Filter the lines below, copying only those with the string "text".

------ Data shown

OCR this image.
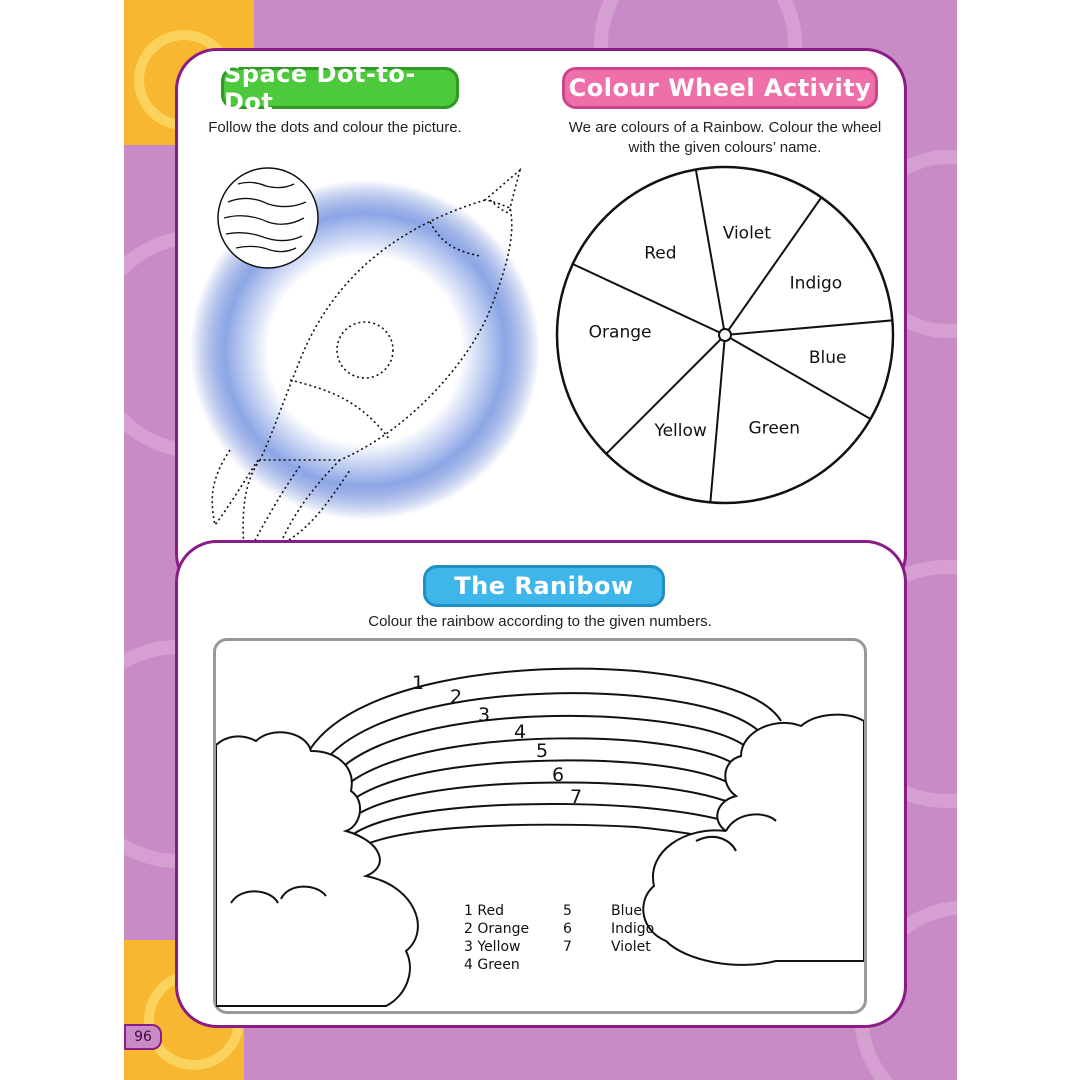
Space Dot-to-Dot
Follow the dots and colour the picture.
Colour Wheel Activity
We are colours of a Rainbow. Colour the wheel
with the given colours’ name.
Red
Violet
Indigo
Blue
Green
Yellow
Orange
The Ranibow
Colour the rainbow according to the given numbers.
1
2
3
4
5
6
7
1 Red
2 Orange
3 Yellow
4 Green
5	Blue
6	Indigo
7	Violet
96
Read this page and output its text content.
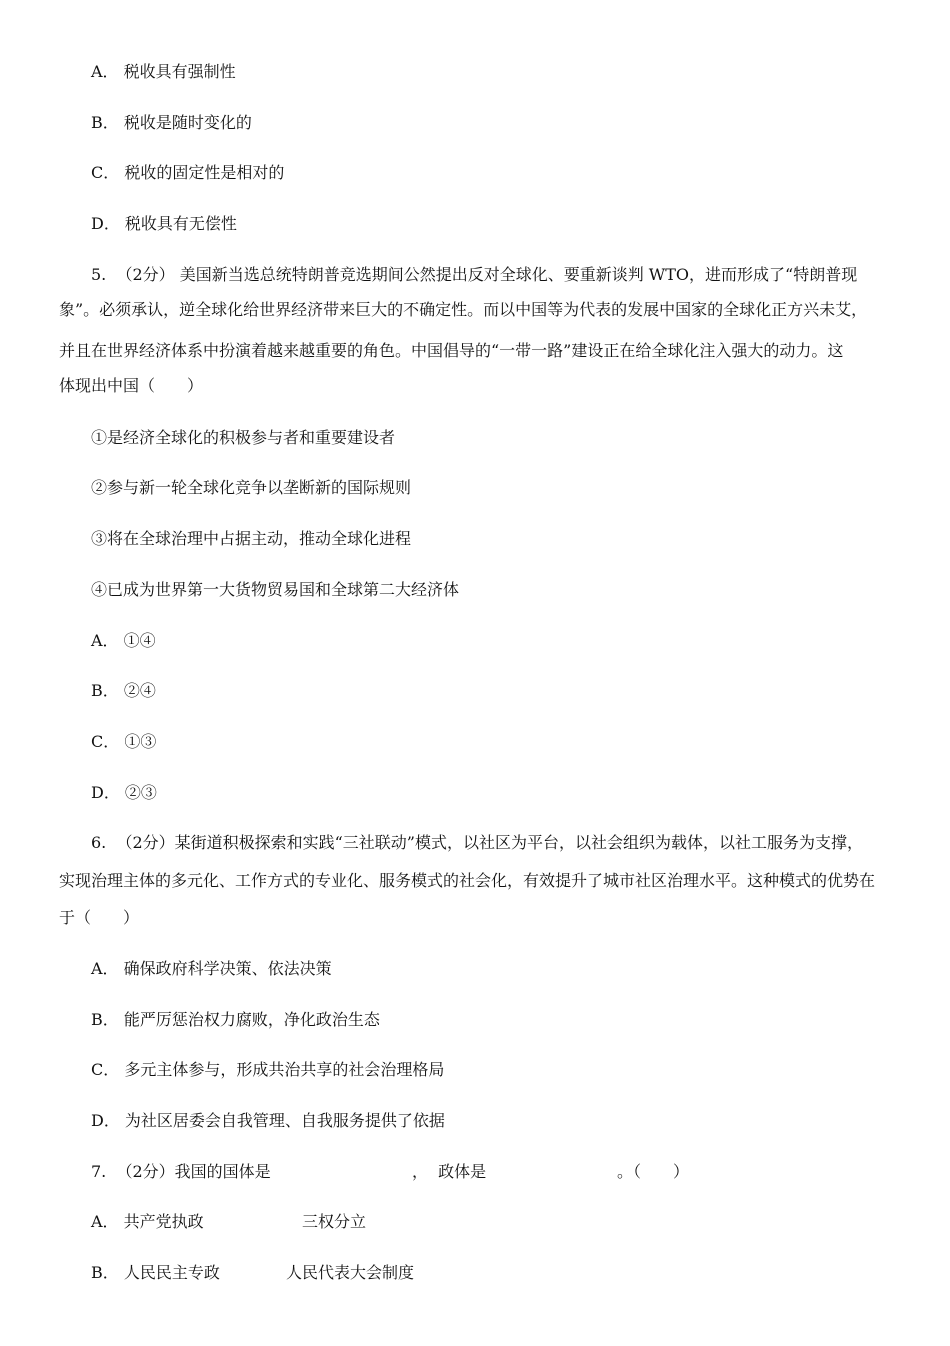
A． 税收具有强制性
B． 税收是随时变化的
C． 税收的固定性是相对的
D． 税收具有无偿性
5.  （2分） 美国新当选总统特朗普竞选期间公然提出反对全球化、要重新谈判 WTO，进而形成了“特朗普现
象”。必须承认，逆全球化给世界经济带来巨大的不确定性。而以中国等为代表的发展中国家的全球化正方兴未艾，
并且在世界经济体系中扮演着越来越重要的角色。中国倡导的“一带一路”建设正在给全球化注入强大的动力。这
体现出中国（　　）
①是经济全球化的积极参与者和重要建设者
②参与新一轮全球化竞争以垄断新的国际规则
③将在全球治理中占据主动，推动全球化进程
④已成为世界第一大货物贸易国和全球第二大经济体
A． ①④
B． ②④
C． ①③
D． ②③
6.  （2分）某街道积极探索和实践“三社联动”模式，以社区为平台，以社会组织为载体，以社工服务为支撑，
实现治理主体的多元化、工作方式的专业化、服务模式的社会化，有效提升了城市社区治理水平。这种模式的优势在
于（　　）
A． 确保政府科学决策、依法决策
B． 能严厉惩治权力腐败，净化政治生态
C． 多元主体参与，形成共治共享的社会治理格局
D． 为社区居委会自我管理、自我服务提供了依据
7.  （2分）我国的国体是	，  政体是	。（　　）
A． 共产党执政	三权分立
B． 人民民主专政	人民代表大会制度
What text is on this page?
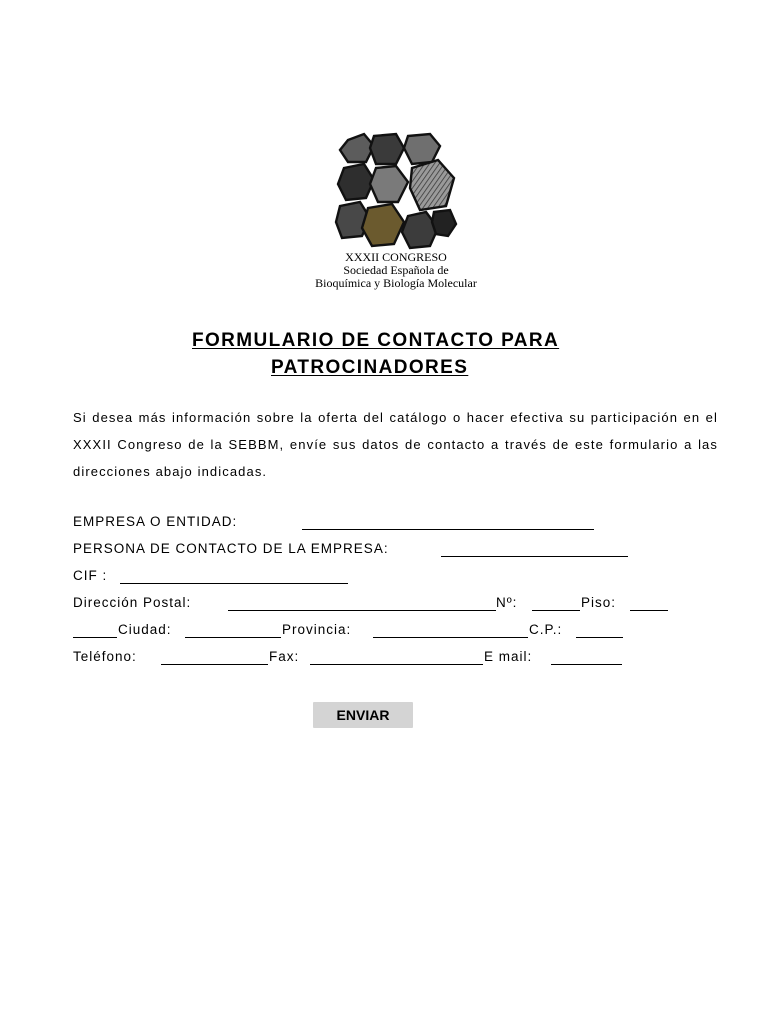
XXXII CONGRESO
Sociedad Española de
Bioquímica y Biología Molecular
FORMULARIO DE CONTACTO PARA
PATROCINADORES
Si desea más información sobre la oferta del catálogo o hacer efectiva su participación en el XXXII Congreso de la SEBBM, envíe sus datos de contacto a través de este formulario a las direcciones abajo indicadas.
EMPRESA O ENTIDAD:
PERSONA DE CONTACTO DE LA EMPRESA:
CIF :
Dirección Postal:	Nº:	Piso:
Ciudad:	Provincia:	C.P.:
Teléfono:	Fax:	E mail:
ENVIAR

------------

▶ _The output_
Read this page and output its text content.
What text is on this page?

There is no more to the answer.